_Data for the task_
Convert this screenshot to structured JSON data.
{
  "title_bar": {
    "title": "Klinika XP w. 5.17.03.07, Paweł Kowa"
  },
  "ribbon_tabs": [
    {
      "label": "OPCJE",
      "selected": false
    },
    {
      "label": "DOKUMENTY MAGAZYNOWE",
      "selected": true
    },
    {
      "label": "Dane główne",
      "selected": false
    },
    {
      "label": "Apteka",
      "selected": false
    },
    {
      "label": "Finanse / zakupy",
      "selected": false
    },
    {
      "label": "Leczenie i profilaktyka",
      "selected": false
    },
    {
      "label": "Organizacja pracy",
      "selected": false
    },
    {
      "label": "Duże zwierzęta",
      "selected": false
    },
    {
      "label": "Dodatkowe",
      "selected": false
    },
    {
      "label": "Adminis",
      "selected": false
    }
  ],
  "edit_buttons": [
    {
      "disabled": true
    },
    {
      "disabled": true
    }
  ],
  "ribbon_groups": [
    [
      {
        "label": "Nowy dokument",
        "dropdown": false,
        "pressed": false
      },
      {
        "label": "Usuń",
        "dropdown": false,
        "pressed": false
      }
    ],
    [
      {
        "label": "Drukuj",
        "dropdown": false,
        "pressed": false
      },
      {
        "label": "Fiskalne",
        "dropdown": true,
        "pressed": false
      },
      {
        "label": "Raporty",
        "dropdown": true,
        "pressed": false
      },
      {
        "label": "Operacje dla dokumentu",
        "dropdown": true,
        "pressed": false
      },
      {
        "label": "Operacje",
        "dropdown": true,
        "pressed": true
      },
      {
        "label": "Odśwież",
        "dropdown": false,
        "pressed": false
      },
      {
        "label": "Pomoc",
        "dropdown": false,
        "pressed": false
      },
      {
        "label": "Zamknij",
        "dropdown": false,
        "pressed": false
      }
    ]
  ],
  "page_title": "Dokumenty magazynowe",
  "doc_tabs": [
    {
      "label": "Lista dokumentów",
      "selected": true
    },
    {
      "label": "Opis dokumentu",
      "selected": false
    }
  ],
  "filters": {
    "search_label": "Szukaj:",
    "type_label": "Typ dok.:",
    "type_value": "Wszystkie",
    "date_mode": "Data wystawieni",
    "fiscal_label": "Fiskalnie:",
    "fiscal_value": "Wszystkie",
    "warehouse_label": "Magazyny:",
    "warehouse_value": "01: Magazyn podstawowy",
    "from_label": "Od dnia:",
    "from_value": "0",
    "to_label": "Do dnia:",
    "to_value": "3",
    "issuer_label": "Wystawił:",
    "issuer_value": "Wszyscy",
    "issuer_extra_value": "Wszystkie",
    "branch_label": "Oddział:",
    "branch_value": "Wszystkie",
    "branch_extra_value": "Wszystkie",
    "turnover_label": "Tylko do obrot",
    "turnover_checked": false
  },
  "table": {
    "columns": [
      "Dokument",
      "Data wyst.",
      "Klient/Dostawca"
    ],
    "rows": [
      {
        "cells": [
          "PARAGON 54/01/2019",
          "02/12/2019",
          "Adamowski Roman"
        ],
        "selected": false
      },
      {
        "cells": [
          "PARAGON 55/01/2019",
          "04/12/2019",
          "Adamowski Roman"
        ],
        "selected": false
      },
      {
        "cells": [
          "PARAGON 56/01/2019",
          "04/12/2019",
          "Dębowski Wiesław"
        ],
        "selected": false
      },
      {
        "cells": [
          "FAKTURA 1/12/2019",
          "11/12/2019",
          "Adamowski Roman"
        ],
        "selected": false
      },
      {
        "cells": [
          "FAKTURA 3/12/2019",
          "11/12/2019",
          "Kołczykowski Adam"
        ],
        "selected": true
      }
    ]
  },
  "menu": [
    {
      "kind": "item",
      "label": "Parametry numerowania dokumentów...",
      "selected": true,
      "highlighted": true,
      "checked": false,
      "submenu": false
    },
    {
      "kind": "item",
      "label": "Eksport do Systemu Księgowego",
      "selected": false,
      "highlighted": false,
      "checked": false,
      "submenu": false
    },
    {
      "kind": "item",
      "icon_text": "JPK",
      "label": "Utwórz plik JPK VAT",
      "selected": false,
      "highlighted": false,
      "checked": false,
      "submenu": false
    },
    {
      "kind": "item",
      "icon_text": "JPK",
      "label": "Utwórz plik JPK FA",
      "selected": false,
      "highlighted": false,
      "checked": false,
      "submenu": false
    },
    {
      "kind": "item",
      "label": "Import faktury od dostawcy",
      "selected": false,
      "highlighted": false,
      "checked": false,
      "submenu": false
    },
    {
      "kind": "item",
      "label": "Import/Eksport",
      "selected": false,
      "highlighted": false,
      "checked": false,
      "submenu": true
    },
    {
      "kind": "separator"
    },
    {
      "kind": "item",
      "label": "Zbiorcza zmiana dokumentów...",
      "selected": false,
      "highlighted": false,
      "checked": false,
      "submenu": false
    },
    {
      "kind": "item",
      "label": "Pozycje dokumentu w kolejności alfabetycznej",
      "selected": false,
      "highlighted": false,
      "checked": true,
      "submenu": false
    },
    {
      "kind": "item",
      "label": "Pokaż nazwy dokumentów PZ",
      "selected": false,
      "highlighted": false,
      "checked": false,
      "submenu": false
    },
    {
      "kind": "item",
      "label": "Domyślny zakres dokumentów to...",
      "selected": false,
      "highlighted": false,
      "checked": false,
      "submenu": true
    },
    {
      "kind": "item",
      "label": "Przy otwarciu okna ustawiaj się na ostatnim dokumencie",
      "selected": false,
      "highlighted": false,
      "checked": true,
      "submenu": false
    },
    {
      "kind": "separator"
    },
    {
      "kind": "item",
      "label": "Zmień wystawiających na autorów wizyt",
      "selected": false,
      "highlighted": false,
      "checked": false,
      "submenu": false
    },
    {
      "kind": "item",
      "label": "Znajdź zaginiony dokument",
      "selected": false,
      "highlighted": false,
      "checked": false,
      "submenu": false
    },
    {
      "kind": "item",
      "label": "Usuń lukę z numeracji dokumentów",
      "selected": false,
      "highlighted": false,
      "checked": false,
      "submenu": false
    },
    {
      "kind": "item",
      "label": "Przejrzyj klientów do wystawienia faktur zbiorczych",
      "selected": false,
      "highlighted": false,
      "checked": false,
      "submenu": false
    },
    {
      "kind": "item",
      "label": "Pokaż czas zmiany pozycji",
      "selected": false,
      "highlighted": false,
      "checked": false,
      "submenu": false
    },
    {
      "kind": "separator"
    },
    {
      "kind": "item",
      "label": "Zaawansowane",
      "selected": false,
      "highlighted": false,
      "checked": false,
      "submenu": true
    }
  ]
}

_What you are asked to do_
Every entry needs to be retyped exactly.

_Output_
Convert this screenshot to structured JSON data.
{
  "title_bar": {
    "title": "Klinika XP w. 5.17.03.07, Paweł Kowa"
  },
  "ribbon_tabs": [
    {
      "label": "OPCJE",
      "selected": false
    },
    {
      "label": "DOKUMENTY MAGAZYNOWE",
      "selected": true
    },
    {
      "label": "Dane główne",
      "selected": false
    },
    {
      "label": "Apteka",
      "selected": false
    },
    {
      "label": "Finanse / zakupy",
      "selected": false
    },
    {
      "label": "Leczenie i profilaktyka",
      "selected": false
    },
    {
      "label": "Organizacja pracy",
      "selected": false
    },
    {
      "label": "Duże zwierzęta",
      "selected": false
    },
    {
      "label": "Dodatkowe",
      "selected": false
    },
    {
      "label": "Adminis",
      "selected": false
    }
  ],
  "edit_buttons": [
    {
      "disabled": true
    },
    {
      "disabled": true
    }
  ],
  "ribbon_groups": [
    [
      {
        "label": "Nowy dokument",
        "dropdown": false,
        "pressed": false
      },
      {
        "label": "Usuń",
        "dropdown": false,
        "pressed": false
      }
    ],
    [
      {
        "label": "Drukuj",
        "dropdown": false,
        "pressed": false
      },
      {
        "label": "Fiskalne",
        "dropdown": true,
        "pressed": false
      },
      {
        "label": "Raporty",
        "dropdown": true,
        "pressed": false
      },
      {
        "label": "Operacje dla dokumentu",
        "dropdown": true,
        "pressed": false
      },
      {
        "label": "Operacje",
        "dropdown": true,
        "pressed": true
      },
      {
        "label": "Odśwież",
        "dropdown": false,
        "pressed": false
      },
      {
        "label": "Pomoc",
        "dropdown": false,
        "pressed": false
      },
      {
        "label": "Zamknij",
        "dropdown": false,
        "pressed": false
      }
    ]
  ],
  "page_title": "Dokumenty magazynowe",
  "doc_tabs": [
    {
      "label": "Lista dokumentów",
      "selected": true
    },
    {
      "label": "Opis dokumentu",
      "selected": false
    }
  ],
  "filters": {
    "search_label": "Szukaj:",
    "type_label": "Typ dok.:",
    "type_value": "Wszystkie",
    "date_mode": "Data wystawieni",
    "fiscal_label": "Fiskalnie:",
    "fiscal_value": "Wszystkie",
    "warehouse_label": "Magazyny:",
    "warehouse_value": "01: Magazyn podstawowy",
    "from_label": "Od dnia:",
    "from_value": "0",
    "to_label": "Do dnia:",
    "to_value": "3",
    "issuer_label": "Wystawił:",
    "issuer_value": "Wszyscy",
    "issuer_extra_value": "Wszystkie",
    "branch_label": "Oddział:",
    "branch_value": "Wszystkie",
    "branch_extra_value": "Wszystkie",
    "turnover_label": "Tylko do obrot",
    "turnover_checked": false
  },
  "table": {
    "columns": [
      "Dokument",
      "Data wyst.",
      "Klient/Dostawca"
    ],
    "rows": [
      {
        "cells": [
          "PARAGON 54/01/2019",
          "02/12/2019",
          "Adamowski Roman"
        ],
        "selected": false
      },
      {
        "cells": [
          "PARAGON 55/01/2019",
          "04/12/2019",
          "Adamowski Roman"
        ],
        "selected": false
      },
      {
        "cells": [
          "PARAGON 56/01/2019",
          "04/12/2019",
          "Dębowski Wiesław"
        ],
        "selected": false
      },
      {
        "cells": [
          "FAKTURA 1/12/2019",
          "11/12/2019",
          "Adamowski Roman"
        ],
        "selected": false
      },
      {
        "cells": [
          "FAKTURA 3/12/2019",
          "11/12/2019",
          "Kołczykowski Adam"
        ],
        "selected": true
      }
    ]
  },
  "menu": [
    {
      "kind": "item",
      "label": "Parametry numerowania dokumentów...",
      "selected": true,
      "highlighted": true,
      "checked": false,
      "submenu": false
    },
    {
      "kind": "item",
      "label": "Eksport do Systemu Księgowego",
      "selected": false,
      "highlighted": false,
      "checked": false,
      "submenu": false
    },
    {
      "kind": "item",
      "icon_text": "JPK",
      "label": "Utwórz plik JPK VAT",
      "selected": false,
      "highlighted": false,
      "checked": false,
      "submenu": false
    },
    {
      "kind": "item",
      "icon_text": "JPK",
      "label": "Utwórz plik JPK FA",
      "selected": false,
      "highlighted": false,
      "checked": false,
      "submenu": false
    },
    {
      "kind": "item",
      "label": "Import faktury od dostawcy",
      "selected": false,
      "highlighted": false,
      "checked": false,
      "submenu": false
    },
    {
      "kind": "item",
      "label": "Import/Eksport",
      "selected": false,
      "highlighted": false,
      "checked": false,
      "submenu": true
    },
    {
      "kind": "separator"
    },
    {
      "kind": "item",
      "label": "Zbiorcza zmiana dokumentów...",
      "selected": false,
      "highlighted": false,
      "checked": false,
      "submenu": false
    },
    {
      "kind": "item",
      "label": "Pozycje dokumentu w kolejności alfabetycznej",
      "selected": false,
      "highlighted": false,
      "checked": true,
      "submenu": false
    },
    {
      "kind": "item",
      "label": "Pokaż nazwy dokumentów PZ",
      "selected": false,
      "highlighted": false,
      "checked": false,
      "submenu": false
    },
    {
      "kind": "item",
      "label": "Domyślny zakres dokumentów to...",
      "selected": false,
      "highlighted": false,
      "checked": false,
      "submenu": true
    },
    {
      "kind": "item",
      "label": "Przy otwarciu okna ustawiaj się na ostatnim dokumencie",
      "selected": false,
      "highlighted": false,
      "checked": true,
      "submenu": false
    },
    {
      "kind": "separator"
    },
    {
      "kind": "item",
      "label": "Zmień wystawiających na autorów wizyt",
      "selected": false,
      "highlighted": false,
      "checked": false,
      "submenu": false
    },
    {
      "kind": "item",
      "label": "Znajdź zaginiony dokument",
      "selected": false,
      "highlighted": false,
      "checked": false,
      "submenu": false
    },
    {
      "kind": "item",
      "label": "Usuń lukę z numeracji dokumentów",
      "selected": false,
      "highlighted": false,
      "checked": false,
      "submenu": false
    },
    {
      "kind": "item",
      "label": "Przejrzyj klientów do wystawienia faktur zbiorczych",
      "selected": false,
      "highlighted": false,
      "checked": false,
      "submenu": false
    },
    {
      "kind": "item",
      "label": "Pokaż czas zmiany pozycji",
      "selected": false,
      "highlighted": false,
      "checked": false,
      "submenu": false
    },
    {
      "kind": "separator"
    },
    {
      "kind": "item",
      "label": "Zaawansowane",
      "selected": false,
      "highlighted": false,
      "checked": false,
      "submenu": true
    }
  ]
}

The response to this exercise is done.